**Work required:** Copy every entry word for word. Skip the pictures.
════════════════════
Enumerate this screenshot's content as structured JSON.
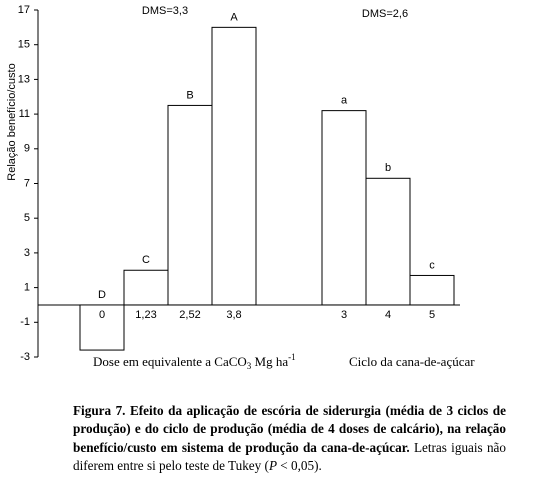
{
  "chart_data": {
    "type": "bar",
    "y_label": "Relação benefício/custo",
    "categories": [
      "0",
      "1,23",
      "2,52",
      "3,8",
      "3",
      "4",
      "5"
    ],
    "values": [
      -2.6,
      2.0,
      11.5,
      16.0,
      11.2,
      7.3,
      1.7
    ],
    "letters": [
      "D",
      "C",
      "B",
      "A",
      "a",
      "b",
      "c"
    ],
    "color": "#ffffff",
    "ylim": [
      -3,
      17
    ],
    "yticks": [
      -3,
      -1,
      1,
      3,
      5,
      7,
      9,
      11,
      13,
      15,
      17
    ],
    "annotations": [
      "DMS=3,3",
      "DMS=2,6"
    ],
    "x_group_labels": [
      [
        "Dose em equivalente a CaCO",
        "3",
        " Mg ha",
        "-1"
      ],
      [
        "Ciclo da cana-de-açúcar"
      ]
    ]
  },
  "caption": {
    "bold": "Figura 7. Efeito da aplicação de escória de siderurgia (média de 3 ciclos de produção) e do ciclo de produção (média de 4 doses de calcário), na relação benefício/custo em sistema de produção da cana-de-açúcar.",
    "text": [
      "Letras iguais não diferem entre si pelo teste de Tukey (",
      "P",
      " < 0,05)."
    ]
  }
}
════════════════════
**Finished exercise:**
Enumerate this screenshot's content as structured JSON.
{
  "chart_data": {
    "type": "bar",
    "y_label": "Relação benefício/custo",
    "categories": [
      "0",
      "1,23",
      "2,52",
      "3,8",
      "3",
      "4",
      "5"
    ],
    "values": [
      -2.6,
      2.0,
      11.5,
      16.0,
      11.2,
      7.3,
      1.7
    ],
    "letters": [
      "D",
      "C",
      "B",
      "A",
      "a",
      "b",
      "c"
    ],
    "color": "#ffffff",
    "ylim": [
      -3,
      17
    ],
    "yticks": [
      -3,
      -1,
      1,
      3,
      5,
      7,
      9,
      11,
      13,
      15,
      17
    ],
    "annotations": [
      "DMS=3,3",
      "DMS=2,6"
    ],
    "x_group_labels": [
      [
        "Dose em equivalente a CaCO",
        "3",
        " Mg ha",
        "-1"
      ],
      [
        "Ciclo da cana-de-açúcar"
      ]
    ]
  },
  "caption": {
    "bold": "Figura 7. Efeito da aplicação de escória de siderurgia (média de 3 ciclos de produção) e do ciclo de produção (média de 4 doses de calcário), na relação benefício/custo em sistema de produção da cana-de-açúcar.",
    "text": [
      "Letras iguais não diferem entre si pelo teste de Tukey (",
      "P",
      " < 0,05)."
    ]
  }
}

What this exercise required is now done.